=== Begin Enclosure ===

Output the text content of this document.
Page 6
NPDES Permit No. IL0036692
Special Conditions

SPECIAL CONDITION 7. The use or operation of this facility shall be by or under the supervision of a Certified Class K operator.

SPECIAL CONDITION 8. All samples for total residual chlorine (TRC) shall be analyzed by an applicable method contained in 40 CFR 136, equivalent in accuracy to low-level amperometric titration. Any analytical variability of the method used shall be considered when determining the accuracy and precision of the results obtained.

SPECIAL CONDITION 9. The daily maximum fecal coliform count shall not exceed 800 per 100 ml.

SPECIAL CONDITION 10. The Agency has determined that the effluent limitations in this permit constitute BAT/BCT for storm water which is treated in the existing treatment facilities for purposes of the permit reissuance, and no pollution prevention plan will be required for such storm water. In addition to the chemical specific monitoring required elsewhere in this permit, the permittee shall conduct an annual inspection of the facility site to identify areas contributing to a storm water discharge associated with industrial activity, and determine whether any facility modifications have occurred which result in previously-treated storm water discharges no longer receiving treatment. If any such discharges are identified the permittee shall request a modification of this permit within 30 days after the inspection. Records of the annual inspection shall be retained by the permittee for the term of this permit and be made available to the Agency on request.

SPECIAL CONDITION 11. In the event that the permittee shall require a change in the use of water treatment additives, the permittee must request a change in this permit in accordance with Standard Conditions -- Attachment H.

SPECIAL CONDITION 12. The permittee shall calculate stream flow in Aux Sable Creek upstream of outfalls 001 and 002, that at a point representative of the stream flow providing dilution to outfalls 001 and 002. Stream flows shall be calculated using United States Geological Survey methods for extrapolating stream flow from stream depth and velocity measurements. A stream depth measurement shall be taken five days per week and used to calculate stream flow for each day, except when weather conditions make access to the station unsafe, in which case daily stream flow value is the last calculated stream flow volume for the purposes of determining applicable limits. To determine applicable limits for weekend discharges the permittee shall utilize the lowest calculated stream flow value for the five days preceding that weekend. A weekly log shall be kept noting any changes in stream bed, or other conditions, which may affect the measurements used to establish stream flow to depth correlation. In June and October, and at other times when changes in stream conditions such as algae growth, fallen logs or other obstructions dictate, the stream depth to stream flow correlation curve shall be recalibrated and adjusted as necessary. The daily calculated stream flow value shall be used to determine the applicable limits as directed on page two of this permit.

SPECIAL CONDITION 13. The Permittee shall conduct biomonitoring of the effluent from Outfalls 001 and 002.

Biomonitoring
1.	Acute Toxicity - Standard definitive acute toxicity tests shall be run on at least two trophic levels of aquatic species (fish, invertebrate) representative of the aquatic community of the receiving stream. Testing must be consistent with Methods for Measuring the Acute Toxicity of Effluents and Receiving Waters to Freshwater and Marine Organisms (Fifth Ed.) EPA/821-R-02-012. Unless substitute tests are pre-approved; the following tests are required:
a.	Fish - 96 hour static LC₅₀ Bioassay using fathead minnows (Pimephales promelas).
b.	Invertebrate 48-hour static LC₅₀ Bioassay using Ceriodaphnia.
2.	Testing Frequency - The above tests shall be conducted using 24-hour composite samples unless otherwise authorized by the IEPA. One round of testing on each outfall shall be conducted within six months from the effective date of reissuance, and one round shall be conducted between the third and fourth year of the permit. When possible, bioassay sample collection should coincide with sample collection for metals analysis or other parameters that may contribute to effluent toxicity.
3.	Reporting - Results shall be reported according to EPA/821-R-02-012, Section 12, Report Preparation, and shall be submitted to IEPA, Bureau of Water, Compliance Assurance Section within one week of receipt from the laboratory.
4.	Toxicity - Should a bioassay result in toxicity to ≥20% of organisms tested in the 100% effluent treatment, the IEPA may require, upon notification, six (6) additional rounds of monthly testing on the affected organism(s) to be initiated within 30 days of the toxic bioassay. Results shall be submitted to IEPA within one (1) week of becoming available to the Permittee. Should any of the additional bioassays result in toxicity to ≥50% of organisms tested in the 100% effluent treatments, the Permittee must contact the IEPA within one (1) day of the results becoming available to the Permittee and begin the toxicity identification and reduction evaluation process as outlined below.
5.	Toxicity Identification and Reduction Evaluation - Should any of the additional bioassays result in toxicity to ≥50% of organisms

=== End Enclosure ===
=== Begin Enclosure ===

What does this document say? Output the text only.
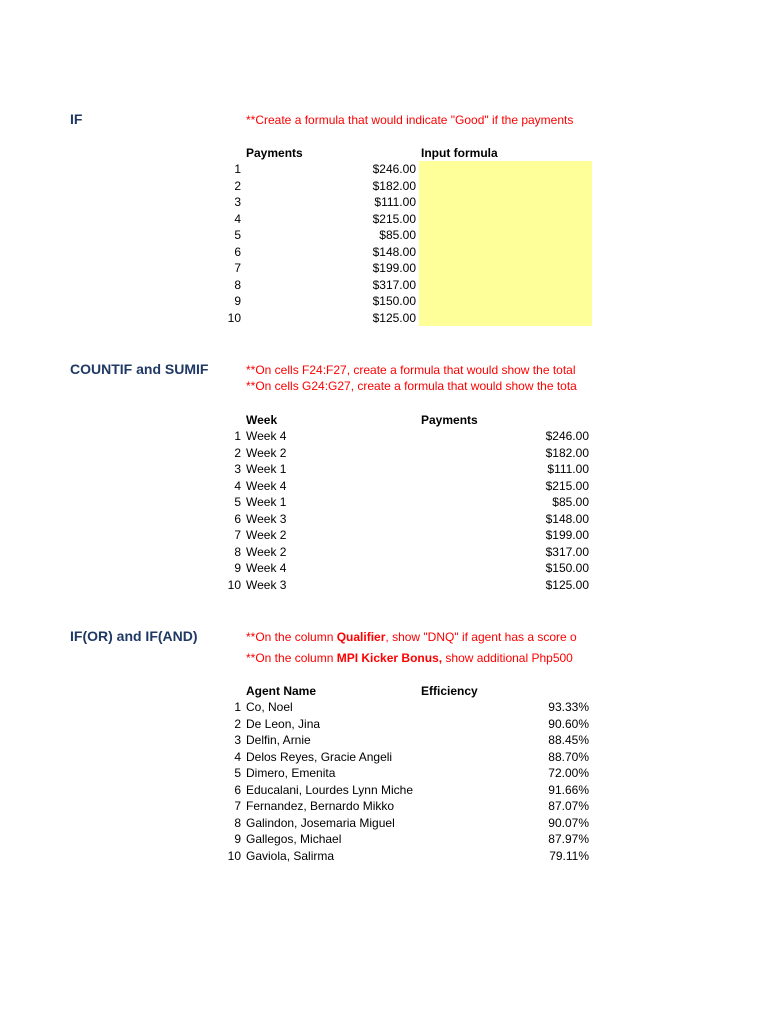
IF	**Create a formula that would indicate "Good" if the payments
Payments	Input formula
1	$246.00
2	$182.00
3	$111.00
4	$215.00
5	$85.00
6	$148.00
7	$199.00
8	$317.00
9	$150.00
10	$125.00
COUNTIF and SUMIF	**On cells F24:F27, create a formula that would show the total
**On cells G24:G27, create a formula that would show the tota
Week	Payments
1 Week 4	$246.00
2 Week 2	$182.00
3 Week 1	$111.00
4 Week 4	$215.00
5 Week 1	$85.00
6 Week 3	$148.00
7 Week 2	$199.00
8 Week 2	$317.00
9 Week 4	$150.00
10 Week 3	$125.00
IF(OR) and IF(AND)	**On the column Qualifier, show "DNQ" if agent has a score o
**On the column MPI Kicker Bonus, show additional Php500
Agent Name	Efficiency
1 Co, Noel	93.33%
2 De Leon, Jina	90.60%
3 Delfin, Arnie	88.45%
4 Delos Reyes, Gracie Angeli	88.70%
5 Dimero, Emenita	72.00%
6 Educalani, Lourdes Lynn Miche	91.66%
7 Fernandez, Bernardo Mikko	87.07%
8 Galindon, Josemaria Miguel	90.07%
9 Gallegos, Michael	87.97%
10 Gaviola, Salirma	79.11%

=== End Enclosure ===
=== Begin Enclosure ===

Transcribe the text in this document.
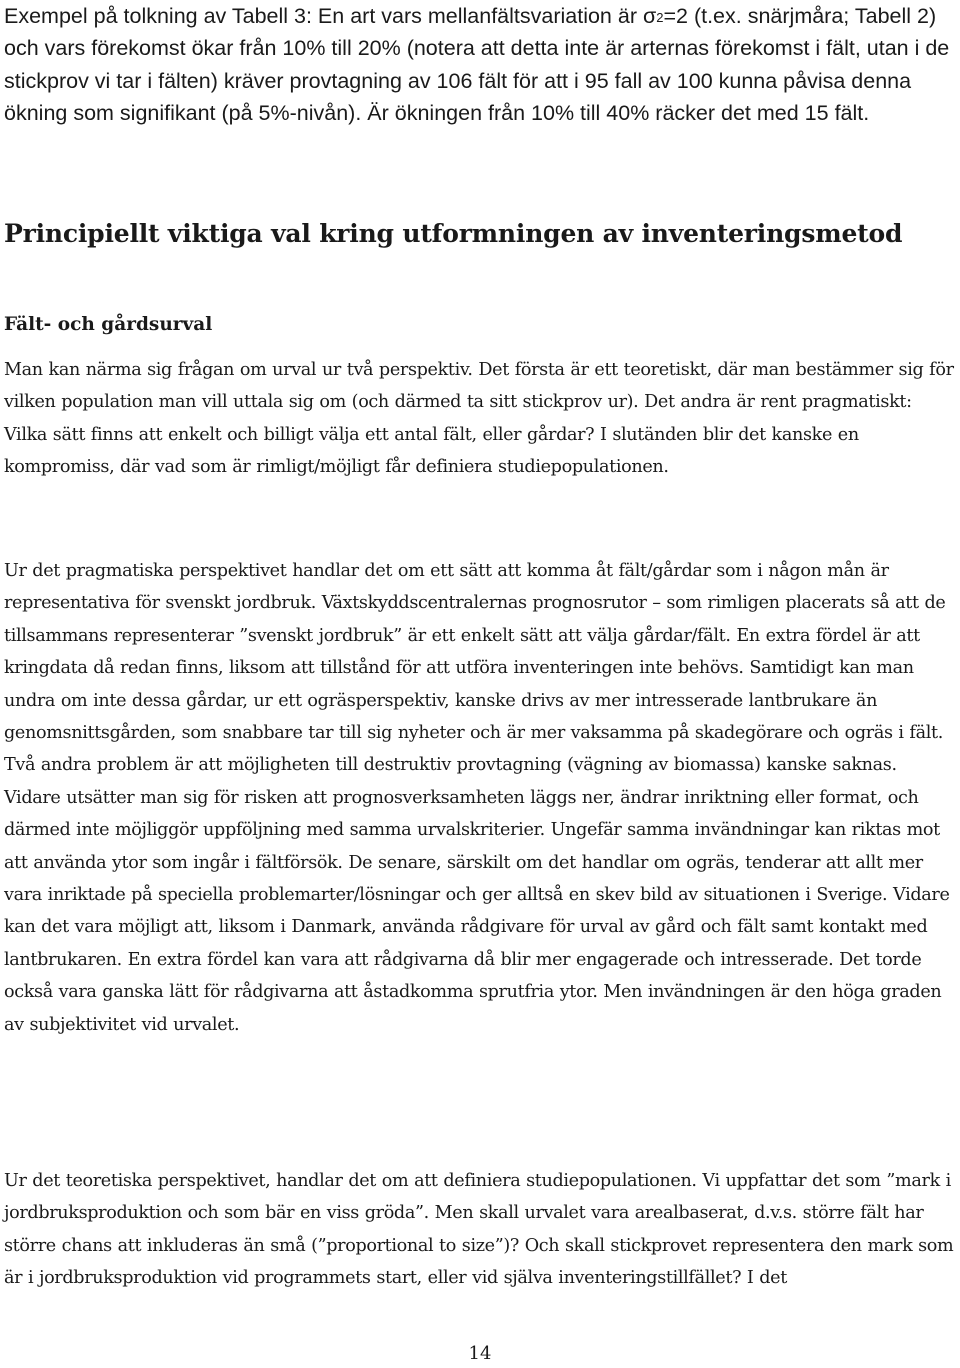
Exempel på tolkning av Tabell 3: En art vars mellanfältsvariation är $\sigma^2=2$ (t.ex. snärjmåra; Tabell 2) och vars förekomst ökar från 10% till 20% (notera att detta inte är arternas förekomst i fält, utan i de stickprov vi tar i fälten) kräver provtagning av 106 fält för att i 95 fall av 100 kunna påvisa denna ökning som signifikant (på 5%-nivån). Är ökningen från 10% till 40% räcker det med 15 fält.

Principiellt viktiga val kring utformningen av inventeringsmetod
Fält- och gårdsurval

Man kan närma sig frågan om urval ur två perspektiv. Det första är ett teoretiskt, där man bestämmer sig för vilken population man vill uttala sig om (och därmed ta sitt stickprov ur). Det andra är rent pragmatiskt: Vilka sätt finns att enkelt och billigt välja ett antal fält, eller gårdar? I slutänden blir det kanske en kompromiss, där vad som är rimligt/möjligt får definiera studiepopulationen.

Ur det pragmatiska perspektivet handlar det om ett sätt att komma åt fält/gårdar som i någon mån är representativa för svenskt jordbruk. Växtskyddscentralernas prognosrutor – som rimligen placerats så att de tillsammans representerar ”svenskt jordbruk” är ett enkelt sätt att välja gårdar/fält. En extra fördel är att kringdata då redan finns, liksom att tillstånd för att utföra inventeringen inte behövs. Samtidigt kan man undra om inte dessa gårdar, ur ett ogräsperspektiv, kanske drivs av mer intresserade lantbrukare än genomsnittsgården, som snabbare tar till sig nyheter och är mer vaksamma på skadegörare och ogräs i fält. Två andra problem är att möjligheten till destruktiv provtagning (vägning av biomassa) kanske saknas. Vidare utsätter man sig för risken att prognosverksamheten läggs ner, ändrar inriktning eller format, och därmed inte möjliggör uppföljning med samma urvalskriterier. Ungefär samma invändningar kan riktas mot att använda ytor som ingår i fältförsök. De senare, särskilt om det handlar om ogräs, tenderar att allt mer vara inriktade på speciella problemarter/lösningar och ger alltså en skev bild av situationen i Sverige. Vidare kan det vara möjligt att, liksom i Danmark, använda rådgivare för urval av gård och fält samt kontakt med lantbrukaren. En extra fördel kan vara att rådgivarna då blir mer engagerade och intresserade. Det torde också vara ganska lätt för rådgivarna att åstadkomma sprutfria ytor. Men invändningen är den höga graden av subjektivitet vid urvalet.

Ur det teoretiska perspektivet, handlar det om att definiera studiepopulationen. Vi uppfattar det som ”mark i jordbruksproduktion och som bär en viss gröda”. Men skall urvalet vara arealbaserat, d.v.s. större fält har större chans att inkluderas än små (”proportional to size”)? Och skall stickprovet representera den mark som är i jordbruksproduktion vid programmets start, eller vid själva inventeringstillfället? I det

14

=== End Enclosure ===

### Your goal
Each line of the data that contains "Output" belongs in the answer.

### Answer to the problem
Output the text content of this document.
What does this document say? Output the text only.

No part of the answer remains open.